■ **GIVEN TASK**
Output all lines exactly.

■ **PROVIDED RECORDS**
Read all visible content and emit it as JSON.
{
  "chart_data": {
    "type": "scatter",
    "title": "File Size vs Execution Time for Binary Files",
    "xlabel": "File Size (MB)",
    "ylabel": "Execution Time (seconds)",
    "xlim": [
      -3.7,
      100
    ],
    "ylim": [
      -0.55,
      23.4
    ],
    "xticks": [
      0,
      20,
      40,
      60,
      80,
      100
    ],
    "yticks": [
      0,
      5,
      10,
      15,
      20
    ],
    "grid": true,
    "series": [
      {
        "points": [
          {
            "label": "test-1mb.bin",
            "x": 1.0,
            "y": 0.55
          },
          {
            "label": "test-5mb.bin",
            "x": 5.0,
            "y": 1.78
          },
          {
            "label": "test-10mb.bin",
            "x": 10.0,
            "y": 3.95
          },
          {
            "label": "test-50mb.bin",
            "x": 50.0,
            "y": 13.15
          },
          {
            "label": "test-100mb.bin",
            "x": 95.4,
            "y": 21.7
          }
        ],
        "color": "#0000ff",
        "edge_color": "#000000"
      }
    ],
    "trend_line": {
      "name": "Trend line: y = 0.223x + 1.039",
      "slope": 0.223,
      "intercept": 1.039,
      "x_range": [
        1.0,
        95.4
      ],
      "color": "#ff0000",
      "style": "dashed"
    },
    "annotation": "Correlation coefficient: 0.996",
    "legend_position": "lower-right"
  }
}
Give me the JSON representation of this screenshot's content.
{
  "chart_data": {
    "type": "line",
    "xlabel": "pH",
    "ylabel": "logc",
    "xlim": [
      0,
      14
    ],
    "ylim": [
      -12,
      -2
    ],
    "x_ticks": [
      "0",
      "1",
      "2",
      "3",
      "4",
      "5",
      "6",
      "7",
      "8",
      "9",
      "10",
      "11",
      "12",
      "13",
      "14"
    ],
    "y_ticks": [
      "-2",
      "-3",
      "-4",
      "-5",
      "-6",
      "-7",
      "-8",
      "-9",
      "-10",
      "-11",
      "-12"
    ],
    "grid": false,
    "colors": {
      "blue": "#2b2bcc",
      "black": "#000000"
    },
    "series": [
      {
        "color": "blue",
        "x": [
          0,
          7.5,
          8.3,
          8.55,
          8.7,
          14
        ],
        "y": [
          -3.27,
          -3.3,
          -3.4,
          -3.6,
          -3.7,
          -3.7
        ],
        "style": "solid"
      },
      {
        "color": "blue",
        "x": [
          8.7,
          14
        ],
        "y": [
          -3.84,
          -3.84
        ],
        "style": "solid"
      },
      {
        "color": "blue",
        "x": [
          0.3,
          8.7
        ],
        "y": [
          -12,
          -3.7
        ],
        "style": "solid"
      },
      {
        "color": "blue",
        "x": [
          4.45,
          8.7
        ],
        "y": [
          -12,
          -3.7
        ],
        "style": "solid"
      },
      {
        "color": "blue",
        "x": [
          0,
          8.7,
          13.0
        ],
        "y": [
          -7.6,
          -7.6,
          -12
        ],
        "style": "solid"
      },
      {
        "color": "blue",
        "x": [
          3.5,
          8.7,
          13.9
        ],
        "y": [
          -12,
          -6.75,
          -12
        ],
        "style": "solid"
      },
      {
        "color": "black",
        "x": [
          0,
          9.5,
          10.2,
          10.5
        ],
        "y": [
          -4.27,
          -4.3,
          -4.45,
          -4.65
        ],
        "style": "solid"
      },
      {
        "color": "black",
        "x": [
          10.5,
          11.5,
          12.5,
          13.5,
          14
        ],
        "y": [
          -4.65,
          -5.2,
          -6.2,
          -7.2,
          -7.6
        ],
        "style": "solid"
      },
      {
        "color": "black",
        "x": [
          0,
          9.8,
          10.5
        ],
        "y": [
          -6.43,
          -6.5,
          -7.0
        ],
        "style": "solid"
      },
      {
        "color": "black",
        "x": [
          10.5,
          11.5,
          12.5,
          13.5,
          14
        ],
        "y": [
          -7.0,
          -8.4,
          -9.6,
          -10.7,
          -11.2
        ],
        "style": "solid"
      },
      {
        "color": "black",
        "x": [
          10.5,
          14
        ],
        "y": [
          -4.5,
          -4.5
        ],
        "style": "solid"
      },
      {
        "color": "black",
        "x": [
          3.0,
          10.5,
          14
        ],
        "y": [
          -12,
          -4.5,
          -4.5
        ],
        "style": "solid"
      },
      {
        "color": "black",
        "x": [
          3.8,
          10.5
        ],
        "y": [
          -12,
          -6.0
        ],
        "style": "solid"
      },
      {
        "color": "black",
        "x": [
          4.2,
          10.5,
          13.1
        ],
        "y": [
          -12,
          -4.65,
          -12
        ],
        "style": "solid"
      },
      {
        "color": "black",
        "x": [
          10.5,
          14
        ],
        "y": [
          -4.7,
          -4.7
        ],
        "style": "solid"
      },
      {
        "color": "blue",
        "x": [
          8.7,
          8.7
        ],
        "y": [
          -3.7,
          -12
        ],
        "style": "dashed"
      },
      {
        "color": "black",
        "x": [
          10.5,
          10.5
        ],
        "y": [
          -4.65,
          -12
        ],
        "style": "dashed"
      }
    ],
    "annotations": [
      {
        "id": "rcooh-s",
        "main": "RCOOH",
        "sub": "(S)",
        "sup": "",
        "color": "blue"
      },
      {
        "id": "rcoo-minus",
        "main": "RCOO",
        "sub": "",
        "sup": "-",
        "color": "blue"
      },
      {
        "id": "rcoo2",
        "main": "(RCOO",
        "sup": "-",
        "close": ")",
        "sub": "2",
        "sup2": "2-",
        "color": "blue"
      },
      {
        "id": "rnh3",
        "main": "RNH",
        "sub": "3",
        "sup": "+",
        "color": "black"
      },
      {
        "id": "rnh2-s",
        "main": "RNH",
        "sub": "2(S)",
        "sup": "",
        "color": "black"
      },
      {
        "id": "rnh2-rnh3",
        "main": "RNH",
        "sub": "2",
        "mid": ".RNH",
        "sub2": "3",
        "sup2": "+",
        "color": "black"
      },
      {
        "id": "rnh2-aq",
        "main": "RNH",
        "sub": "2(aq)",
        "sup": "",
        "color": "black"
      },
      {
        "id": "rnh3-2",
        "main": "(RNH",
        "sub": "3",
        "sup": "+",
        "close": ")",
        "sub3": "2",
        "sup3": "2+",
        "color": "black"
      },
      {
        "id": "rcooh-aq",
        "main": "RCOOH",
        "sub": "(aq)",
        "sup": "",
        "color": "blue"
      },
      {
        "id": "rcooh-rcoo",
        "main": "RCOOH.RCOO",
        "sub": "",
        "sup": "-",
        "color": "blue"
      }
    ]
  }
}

■ **IN RESPONSE**
Read all visible content and emit it as JSON.
{
  "chart_data": {
    "type": "scatter",
    "title": "File Size vs Execution Time for Binary Files",
    "xlabel": "File Size (MB)",
    "ylabel": "Execution Time (seconds)",
    "xlim": [
      -3.7,
      100
    ],
    "ylim": [
      -0.55,
      23.4
    ],
    "xticks": [
      0,
      20,
      40,
      60,
      80,
      100
    ],
    "yticks": [
      0,
      5,
      10,
      15,
      20
    ],
    "grid": true,
    "series": [
      {
        "points": [
          {
            "label": "test-1mb.bin",
            "x": 1.0,
            "y": 0.55
          },
          {
            "label": "test-5mb.bin",
            "x": 5.0,
            "y": 1.78
          },
          {
            "label": "test-10mb.bin",
            "x": 10.0,
            "y": 3.95
          },
          {
            "label": "test-50mb.bin",
            "x": 50.0,
            "y": 13.15
          },
          {
            "label": "test-100mb.bin",
            "x": 95.4,
            "y": 21.7
          }
        ],
        "color": "#0000ff",
        "edge_color": "#000000"
      }
    ],
    "trend_line": {
      "name": "Trend line: y = 0.223x + 1.039",
      "slope": 0.223,
      "intercept": 1.039,
      "x_range": [
        1.0,
        95.4
      ],
      "color": "#ff0000",
      "style": "dashed"
    },
    "annotation": "Correlation coefficient: 0.996",
    "legend_position": "lower-right"
  }
}
Give me the JSON representation of this screenshot's content.
{
  "chart_data": {
    "type": "line",
    "xlabel": "pH",
    "ylabel": "logc",
    "xlim": [
      0,
      14
    ],
    "ylim": [
      -12,
      -2
    ],
    "x_ticks": [
      "0",
      "1",
      "2",
      "3",
      "4",
      "5",
      "6",
      "7",
      "8",
      "9",
      "10",
      "11",
      "12",
      "13",
      "14"
    ],
    "y_ticks": [
      "-2",
      "-3",
      "-4",
      "-5",
      "-6",
      "-7",
      "-8",
      "-9",
      "-10",
      "-11",
      "-12"
    ],
    "grid": false,
    "colors": {
      "blue": "#2b2bcc",
      "black": "#000000"
    },
    "series": [
      {
        "color": "blue",
        "x": [
          0,
          7.5,
          8.3,
          8.55,
          8.7,
          14
        ],
        "y": [
          -3.27,
          -3.3,
          -3.4,
          -3.6,
          -3.7,
          -3.7
        ],
        "style": "solid"
      },
      {
        "color": "blue",
        "x": [
          8.7,
          14
        ],
        "y": [
          -3.84,
          -3.84
        ],
        "style": "solid"
      },
      {
        "color": "blue",
        "x": [
          0.3,
          8.7
        ],
        "y": [
          -12,
          -3.7
        ],
        "style": "solid"
      },
      {
        "color": "blue",
        "x": [
          4.45,
          8.7
        ],
        "y": [
          -12,
          -3.7
        ],
        "style": "solid"
      },
      {
        "color": "blue",
        "x": [
          0,
          8.7,
          13.0
        ],
        "y": [
          -7.6,
          -7.6,
          -12
        ],
        "style": "solid"
      },
      {
        "color": "blue",
        "x": [
          3.5,
          8.7,
          13.9
        ],
        "y": [
          -12,
          -6.75,
          -12
        ],
        "style": "solid"
      },
      {
        "color": "black",
        "x": [
          0,
          9.5,
          10.2,
          10.5
        ],
        "y": [
          -4.27,
          -4.3,
          -4.45,
          -4.65
        ],
        "style": "solid"
      },
      {
        "color": "black",
        "x": [
          10.5,
          11.5,
          12.5,
          13.5,
          14
        ],
        "y": [
          -4.65,
          -5.2,
          -6.2,
          -7.2,
          -7.6
        ],
        "style": "solid"
      },
      {
        "color": "black",
        "x": [
          0,
          9.8,
          10.5
        ],
        "y": [
          -6.43,
          -6.5,
          -7.0
        ],
        "style": "solid"
      },
      {
        "color": "black",
        "x": [
          10.5,
          11.5,
          12.5,
          13.5,
          14
        ],
        "y": [
          -7.0,
          -8.4,
          -9.6,
          -10.7,
          -11.2
        ],
        "style": "solid"
      },
      {
        "color": "black",
        "x": [
          10.5,
          14
        ],
        "y": [
          -4.5,
          -4.5
        ],
        "style": "solid"
      },
      {
        "color": "black",
        "x": [
          3.0,
          10.5,
          14
        ],
        "y": [
          -12,
          -4.5,
          -4.5
        ],
        "style": "solid"
      },
      {
        "color": "black",
        "x": [
          3.8,
          10.5
        ],
        "y": [
          -12,
          -6.0
        ],
        "style": "solid"
      },
      {
        "color": "black",
        "x": [
          4.2,
          10.5,
          13.1
        ],
        "y": [
          -12,
          -4.65,
          -12
        ],
        "style": "solid"
      },
      {
        "color": "black",
        "x": [
          10.5,
          14
        ],
        "y": [
          -4.7,
          -4.7
        ],
        "style": "solid"
      },
      {
        "color": "blue",
        "x": [
          8.7,
          8.7
        ],
        "y": [
          -3.7,
          -12
        ],
        "style": "dashed"
      },
      {
        "color": "black",
        "x": [
          10.5,
          10.5
        ],
        "y": [
          -4.65,
          -12
        ],
        "style": "dashed"
      }
    ],
    "annotations": [
      {
        "id": "rcooh-s",
        "main": "RCOOH",
        "sub": "(S)",
        "sup": "",
        "color": "blue"
      },
      {
        "id": "rcoo-minus",
        "main": "RCOO",
        "sub": "",
        "sup": "-",
        "color": "blue"
      },
      {
        "id": "rcoo2",
        "main": "(RCOO",
        "sup": "-",
        "close": ")",
        "sub": "2",
        "sup2": "2-",
        "color": "blue"
      },
      {
        "id": "rnh3",
        "main": "RNH",
        "sub": "3",
        "sup": "+",
        "color": "black"
      },
      {
        "id": "rnh2-s",
        "main": "RNH",
        "sub": "2(S)",
        "sup": "",
        "color": "black"
      },
      {
        "id": "rnh2-rnh3",
        "main": "RNH",
        "sub": "2",
        "mid": ".RNH",
        "sub2": "3",
        "sup2": "+",
        "color": "black"
      },
      {
        "id": "rnh2-aq",
        "main": "RNH",
        "sub": "2(aq)",
        "sup": "",
        "color": "black"
      },
      {
        "id": "rnh3-2",
        "main": "(RNH",
        "sub": "3",
        "sup": "+",
        "close": ")",
        "sub3": "2",
        "sup3": "2+",
        "color": "black"
      },
      {
        "id": "rcooh-aq",
        "main": "RCOOH",
        "sub": "(aq)",
        "sup": "",
        "color": "blue"
      },
      {
        "id": "rcooh-rcoo",
        "main": "RCOOH.RCOO",
        "sub": "",
        "sup": "-",
        "color": "blue"
      }
    ]
  }
}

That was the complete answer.